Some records
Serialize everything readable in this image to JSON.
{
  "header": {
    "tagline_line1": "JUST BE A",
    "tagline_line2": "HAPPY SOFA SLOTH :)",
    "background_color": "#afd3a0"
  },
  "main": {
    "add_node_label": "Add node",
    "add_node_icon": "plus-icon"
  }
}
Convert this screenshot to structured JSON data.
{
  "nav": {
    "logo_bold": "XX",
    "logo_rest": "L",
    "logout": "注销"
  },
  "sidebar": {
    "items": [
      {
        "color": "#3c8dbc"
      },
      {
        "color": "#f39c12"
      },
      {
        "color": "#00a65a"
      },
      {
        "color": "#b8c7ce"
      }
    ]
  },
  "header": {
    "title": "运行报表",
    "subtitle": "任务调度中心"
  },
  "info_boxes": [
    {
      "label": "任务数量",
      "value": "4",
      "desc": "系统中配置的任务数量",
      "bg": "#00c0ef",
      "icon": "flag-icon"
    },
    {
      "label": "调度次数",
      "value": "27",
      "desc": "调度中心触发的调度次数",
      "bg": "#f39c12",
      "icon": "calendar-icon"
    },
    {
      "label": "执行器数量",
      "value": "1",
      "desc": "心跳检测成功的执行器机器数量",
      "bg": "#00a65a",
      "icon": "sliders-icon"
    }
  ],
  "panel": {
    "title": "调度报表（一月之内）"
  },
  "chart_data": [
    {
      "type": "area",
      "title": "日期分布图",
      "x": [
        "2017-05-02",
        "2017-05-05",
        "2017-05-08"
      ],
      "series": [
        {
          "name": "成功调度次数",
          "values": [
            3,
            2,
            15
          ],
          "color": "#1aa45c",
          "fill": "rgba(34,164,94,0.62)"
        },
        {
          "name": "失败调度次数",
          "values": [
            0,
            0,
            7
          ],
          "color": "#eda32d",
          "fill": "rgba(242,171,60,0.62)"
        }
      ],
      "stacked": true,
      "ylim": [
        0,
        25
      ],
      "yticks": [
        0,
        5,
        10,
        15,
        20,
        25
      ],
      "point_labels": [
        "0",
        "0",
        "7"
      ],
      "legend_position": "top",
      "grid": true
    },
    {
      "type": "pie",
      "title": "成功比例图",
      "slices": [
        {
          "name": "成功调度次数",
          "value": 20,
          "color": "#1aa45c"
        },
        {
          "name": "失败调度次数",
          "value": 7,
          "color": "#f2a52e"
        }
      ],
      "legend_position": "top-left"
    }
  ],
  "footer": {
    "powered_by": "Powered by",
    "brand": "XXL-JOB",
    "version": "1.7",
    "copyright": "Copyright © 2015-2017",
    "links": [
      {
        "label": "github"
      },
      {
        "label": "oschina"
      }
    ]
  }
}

What you have to do |
Copy the material above back out, exactly as written.

Expected output |
Serialize everything readable in this image to JSON.
{
  "header": {
    "tagline_line1": "JUST BE A",
    "tagline_line2": "HAPPY SOFA SLOTH :)",
    "background_color": "#afd3a0"
  },
  "main": {
    "add_node_label": "Add node",
    "add_node_icon": "plus-icon"
  }
}
Convert this screenshot to structured JSON data.
{
  "nav": {
    "logo_bold": "XX",
    "logo_rest": "L",
    "logout": "注销"
  },
  "sidebar": {
    "items": [
      {
        "color": "#3c8dbc"
      },
      {
        "color": "#f39c12"
      },
      {
        "color": "#00a65a"
      },
      {
        "color": "#b8c7ce"
      }
    ]
  },
  "header": {
    "title": "运行报表",
    "subtitle": "任务调度中心"
  },
  "info_boxes": [
    {
      "label": "任务数量",
      "value": "4",
      "desc": "系统中配置的任务数量",
      "bg": "#00c0ef",
      "icon": "flag-icon"
    },
    {
      "label": "调度次数",
      "value": "27",
      "desc": "调度中心触发的调度次数",
      "bg": "#f39c12",
      "icon": "calendar-icon"
    },
    {
      "label": "执行器数量",
      "value": "1",
      "desc": "心跳检测成功的执行器机器数量",
      "bg": "#00a65a",
      "icon": "sliders-icon"
    }
  ],
  "panel": {
    "title": "调度报表（一月之内）"
  },
  "chart_data": [
    {
      "type": "area",
      "title": "日期分布图",
      "x": [
        "2017-05-02",
        "2017-05-05",
        "2017-05-08"
      ],
      "series": [
        {
          "name": "成功调度次数",
          "values": [
            3,
            2,
            15
          ],
          "color": "#1aa45c",
          "fill": "rgba(34,164,94,0.62)"
        },
        {
          "name": "失败调度次数",
          "values": [
            0,
            0,
            7
          ],
          "color": "#eda32d",
          "fill": "rgba(242,171,60,0.62)"
        }
      ],
      "stacked": true,
      "ylim": [
        0,
        25
      ],
      "yticks": [
        0,
        5,
        10,
        15,
        20,
        25
      ],
      "point_labels": [
        "0",
        "0",
        "7"
      ],
      "legend_position": "top",
      "grid": true
    },
    {
      "type": "pie",
      "title": "成功比例图",
      "slices": [
        {
          "name": "成功调度次数",
          "value": 20,
          "color": "#1aa45c"
        },
        {
          "name": "失败调度次数",
          "value": 7,
          "color": "#f2a52e"
        }
      ],
      "legend_position": "top-left"
    }
  ],
  "footer": {
    "powered_by": "Powered by",
    "brand": "XXL-JOB",
    "version": "1.7",
    "copyright": "Copyright © 2015-2017",
    "links": [
      {
        "label": "github"
      },
      {
        "label": "oschina"
      }
    ]
  }
}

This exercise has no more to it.